▶ _GIVEN INSTRUCTION_
Spot each line that carries the word "exertion"; copy those lines.

▶ _SOURCE MATERIAL_

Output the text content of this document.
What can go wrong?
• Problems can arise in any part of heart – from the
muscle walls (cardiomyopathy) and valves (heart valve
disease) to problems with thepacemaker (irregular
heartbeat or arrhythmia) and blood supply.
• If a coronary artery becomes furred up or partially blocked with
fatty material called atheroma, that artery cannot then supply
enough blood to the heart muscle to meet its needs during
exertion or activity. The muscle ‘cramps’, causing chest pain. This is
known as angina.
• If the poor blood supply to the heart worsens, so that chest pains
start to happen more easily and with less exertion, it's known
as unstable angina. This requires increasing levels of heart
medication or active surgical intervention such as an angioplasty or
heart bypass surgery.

▶ _REPLY_
exertion or activity. The muscle ‘cramps’, causing chest pain. This is
start to happen more easily and with less exertion, it's known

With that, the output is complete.